● Goal: Review the material line by line. Identify and copy every line that contains the string "color".
--- BEGIN ---
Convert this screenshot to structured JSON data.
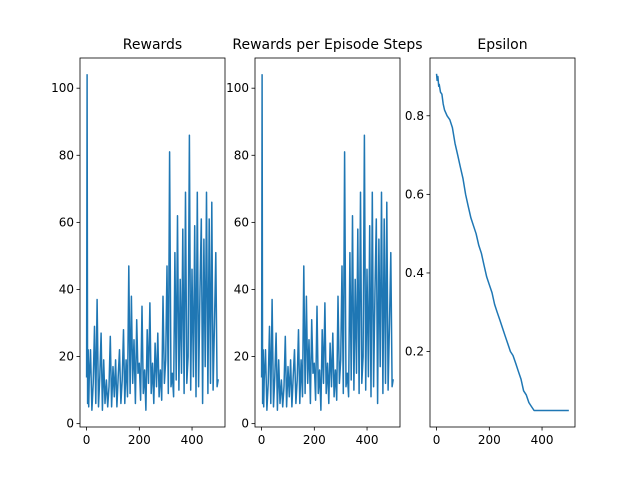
{
  "chart_data": [
    {
      "type": "line",
      "title": "Rewards",
      "xlabel": "",
      "ylabel": "",
      "xlim": [
        -25,
        525
      ],
      "ylim": [
        -1,
        109
      ],
      "xticks": [
        0,
        200,
        400
      ],
      "yticks": [
        0,
        20,
        40,
        60,
        80,
        100
      ],
      "grid": false,
      "color": "#1f77b4",
      "series": [
        {
          "x": [
            0,
            2,
            4,
            6,
            8,
            10,
            15,
            20,
            25,
            30,
            35,
            40,
            45,
            50,
            55,
            60,
            65,
            70,
            75,
            80,
            85,
            90,
            95,
            100,
            105,
            110,
            115,
            120,
            125,
            130,
            135,
            140,
            145,
            150,
            155,
            160,
            165,
            170,
            175,
            180,
            185,
            190,
            195,
            200,
            205,
            210,
            215,
            220,
            225,
            230,
            235,
            240,
            245,
            250,
            255,
            260,
            265,
            270,
            275,
            280,
            285,
            290,
            295,
            300,
            305,
            310,
            315,
            320,
            325,
            330,
            335,
            340,
            345,
            350,
            355,
            360,
            365,
            370,
            375,
            380,
            385,
            390,
            395,
            400,
            405,
            410,
            415,
            420,
            425,
            430,
            435,
            440,
            445,
            450,
            455,
            460,
            465,
            470,
            475,
            480,
            485,
            490,
            495,
            499
          ],
          "y": [
            14,
            104,
            6,
            22,
            5,
            13,
            22,
            4,
            12,
            29,
            6,
            37,
            5,
            14,
            27,
            4,
            19,
            6,
            13,
            5,
            11,
            26,
            5,
            17,
            8,
            19,
            5,
            14,
            22,
            6,
            13,
            28,
            6,
            19,
            8,
            47,
            9,
            38,
            12,
            25,
            6,
            31,
            15,
            18,
            7,
            35,
            9,
            16,
            4,
            28,
            12,
            36,
            9,
            18,
            6,
            24,
            11,
            27,
            8,
            16,
            7,
            38,
            12,
            19,
            47,
            9,
            81,
            11,
            15,
            8,
            51,
            13,
            62,
            10,
            43,
            15,
            58,
            9,
            69,
            12,
            20,
            86,
            10,
            46,
            14,
            59,
            8,
            69,
            11,
            40,
            61,
            6,
            55,
            17,
            69,
            9,
            61,
            12,
            66,
            10,
            30,
            51,
            11,
            13
          ]
        }
      ]
    },
    {
      "type": "line",
      "title": "Rewards per Episode Steps",
      "xlabel": "",
      "ylabel": "",
      "xlim": [
        -25,
        525
      ],
      "ylim": [
        -1,
        109
      ],
      "xticks": [
        0,
        200,
        400
      ],
      "yticks": [
        0,
        20,
        40,
        60,
        80,
        100
      ],
      "grid": false,
      "color": "#1f77b4",
      "series": [
        {
          "x": [
            0,
            2,
            4,
            6,
            8,
            10,
            15,
            20,
            25,
            30,
            35,
            40,
            45,
            50,
            55,
            60,
            65,
            70,
            75,
            80,
            85,
            90,
            95,
            100,
            105,
            110,
            115,
            120,
            125,
            130,
            135,
            140,
            145,
            150,
            155,
            160,
            165,
            170,
            175,
            180,
            185,
            190,
            195,
            200,
            205,
            210,
            215,
            220,
            225,
            230,
            235,
            240,
            245,
            250,
            255,
            260,
            265,
            270,
            275,
            280,
            285,
            290,
            295,
            300,
            305,
            310,
            315,
            320,
            325,
            330,
            335,
            340,
            345,
            350,
            355,
            360,
            365,
            370,
            375,
            380,
            385,
            390,
            395,
            400,
            405,
            410,
            415,
            420,
            425,
            430,
            435,
            440,
            445,
            450,
            455,
            460,
            465,
            470,
            475,
            480,
            485,
            490,
            495,
            499
          ],
          "y": [
            14,
            104,
            6,
            22,
            5,
            13,
            22,
            4,
            12,
            29,
            6,
            37,
            5,
            14,
            27,
            4,
            19,
            6,
            13,
            5,
            11,
            26,
            5,
            17,
            8,
            19,
            5,
            14,
            22,
            6,
            13,
            28,
            6,
            19,
            8,
            47,
            9,
            38,
            12,
            25,
            6,
            31,
            15,
            18,
            7,
            35,
            9,
            16,
            4,
            28,
            12,
            36,
            9,
            18,
            6,
            24,
            11,
            27,
            8,
            16,
            7,
            38,
            12,
            19,
            47,
            9,
            81,
            11,
            15,
            8,
            51,
            13,
            62,
            10,
            43,
            15,
            58,
            9,
            69,
            12,
            20,
            86,
            10,
            46,
            14,
            59,
            8,
            69,
            11,
            40,
            61,
            6,
            55,
            17,
            69,
            9,
            61,
            12,
            66,
            10,
            30,
            51,
            11,
            13
          ]
        }
      ]
    },
    {
      "type": "line",
      "title": "Epsilon",
      "xlabel": "",
      "ylabel": "",
      "xlim": [
        -25,
        525
      ],
      "ylim": [
        0.008,
        0.947
      ],
      "xticks": [
        0,
        200,
        400
      ],
      "yticks": [
        0.2,
        0.4,
        0.6,
        0.8
      ],
      "ytick_labels": [
        "0.2",
        "0.4",
        "0.6",
        "0.8"
      ],
      "grid": false,
      "color": "#1f77b4",
      "series": [
        {
          "x": [
            0,
            2,
            5,
            8,
            10,
            15,
            20,
            25,
            30,
            40,
            50,
            60,
            70,
            80,
            90,
            100,
            110,
            120,
            130,
            140,
            150,
            160,
            170,
            180,
            190,
            200,
            210,
            220,
            230,
            240,
            250,
            260,
            270,
            280,
            290,
            300,
            310,
            320,
            330,
            340,
            350,
            360,
            370,
            380,
            390,
            400,
            450,
            499
          ],
          "y": [
            0.905,
            0.89,
            0.9,
            0.875,
            0.88,
            0.86,
            0.855,
            0.83,
            0.815,
            0.8,
            0.79,
            0.77,
            0.73,
            0.7,
            0.67,
            0.64,
            0.6,
            0.57,
            0.54,
            0.52,
            0.5,
            0.47,
            0.45,
            0.42,
            0.39,
            0.37,
            0.35,
            0.32,
            0.3,
            0.28,
            0.26,
            0.24,
            0.22,
            0.2,
            0.19,
            0.17,
            0.15,
            0.13,
            0.1,
            0.09,
            0.07,
            0.06,
            0.05,
            0.05,
            0.05,
            0.05,
            0.05,
            0.05
          ]
        }
      ]
    }
  ]
}
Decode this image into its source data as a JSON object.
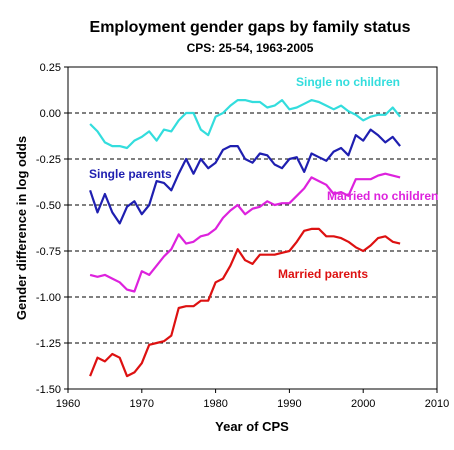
{
  "chart_data": {
    "type": "line",
    "title": "Employment gender gaps by family status",
    "subtitle": "CPS: 25-54, 1963-2005",
    "xlabel": "Year of CPS",
    "ylabel": "Gender difference in log odds",
    "xlim": [
      1960,
      2010
    ],
    "ylim": [
      -1.5,
      0.25
    ],
    "xticks": [
      "1960",
      "1970",
      "1980",
      "1990",
      "2000",
      "2010"
    ],
    "yticks": [
      "0.25",
      "0.00",
      "-0.25",
      "-0.50",
      "-0.75",
      "-1.00",
      "-1.25",
      "-1.50"
    ],
    "grid": "dashed horizontal",
    "x": [
      1963,
      1964,
      1965,
      1966,
      1967,
      1968,
      1969,
      1970,
      1971,
      1972,
      1973,
      1974,
      1975,
      1976,
      1977,
      1978,
      1979,
      1980,
      1981,
      1982,
      1983,
      1984,
      1985,
      1986,
      1987,
      1988,
      1989,
      1990,
      1991,
      1992,
      1993,
      1994,
      1995,
      1996,
      1997,
      1998,
      1999,
      2000,
      2001,
      2002,
      2003,
      2004,
      2005
    ],
    "series": [
      {
        "name": "Single no children",
        "color": "#33dddd",
        "values": [
          -0.06,
          -0.1,
          -0.16,
          -0.18,
          -0.18,
          -0.19,
          -0.15,
          -0.13,
          -0.1,
          -0.15,
          -0.09,
          -0.1,
          -0.04,
          0.0,
          0.0,
          -0.09,
          -0.12,
          -0.02,
          0.0,
          0.04,
          0.07,
          0.07,
          0.06,
          0.06,
          0.03,
          0.04,
          0.07,
          0.02,
          0.03,
          0.05,
          0.07,
          0.06,
          0.04,
          0.02,
          0.04,
          0.01,
          -0.01,
          -0.04,
          -0.02,
          -0.01,
          -0.01,
          0.03,
          -0.02
        ]
      },
      {
        "name": "Single parents",
        "color": "#1f1fb0",
        "values": [
          -0.42,
          -0.54,
          -0.44,
          -0.54,
          -0.6,
          -0.51,
          -0.48,
          -0.55,
          -0.5,
          -0.37,
          -0.38,
          -0.42,
          -0.33,
          -0.25,
          -0.33,
          -0.25,
          -0.3,
          -0.27,
          -0.2,
          -0.18,
          -0.18,
          -0.25,
          -0.27,
          -0.22,
          -0.23,
          -0.28,
          -0.3,
          -0.25,
          -0.24,
          -0.32,
          -0.22,
          -0.24,
          -0.26,
          -0.21,
          -0.19,
          -0.23,
          -0.12,
          -0.15,
          -0.09,
          -0.12,
          -0.16,
          -0.13,
          -0.18
        ]
      },
      {
        "name": "Married no children",
        "color": "#dd22dd",
        "values": [
          -0.88,
          -0.89,
          -0.88,
          -0.9,
          -0.92,
          -0.96,
          -0.97,
          -0.86,
          -0.88,
          -0.83,
          -0.78,
          -0.74,
          -0.66,
          -0.71,
          -0.7,
          -0.67,
          -0.66,
          -0.63,
          -0.57,
          -0.53,
          -0.5,
          -0.55,
          -0.52,
          -0.51,
          -0.48,
          -0.5,
          -0.49,
          -0.49,
          -0.45,
          -0.41,
          -0.35,
          -0.37,
          -0.39,
          -0.44,
          -0.43,
          -0.45,
          -0.36,
          -0.36,
          -0.36,
          -0.34,
          -0.33,
          -0.34,
          -0.35
        ]
      },
      {
        "name": "Married parents",
        "color": "#dd1111",
        "values": [
          -1.43,
          -1.33,
          -1.35,
          -1.31,
          -1.33,
          -1.43,
          -1.41,
          -1.36,
          -1.26,
          -1.25,
          -1.24,
          -1.21,
          -1.06,
          -1.05,
          -1.05,
          -1.02,
          -1.02,
          -0.92,
          -0.9,
          -0.83,
          -0.74,
          -0.8,
          -0.82,
          -0.77,
          -0.77,
          -0.77,
          -0.76,
          -0.75,
          -0.7,
          -0.64,
          -0.63,
          -0.63,
          -0.67,
          -0.67,
          -0.68,
          -0.7,
          -0.73,
          -0.75,
          -0.72,
          -0.68,
          -0.67,
          -0.7,
          -0.71
        ]
      }
    ]
  }
}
--- END ---
● Solution for this problem:
      "color": "#1f77b4",
      "color": "#1f77b4",
      "color": "#1f77b4",
        "color": "#33dddd",
        "color": "#1f1fb0",
        "color": "#dd22dd",
        "color": "#dd1111",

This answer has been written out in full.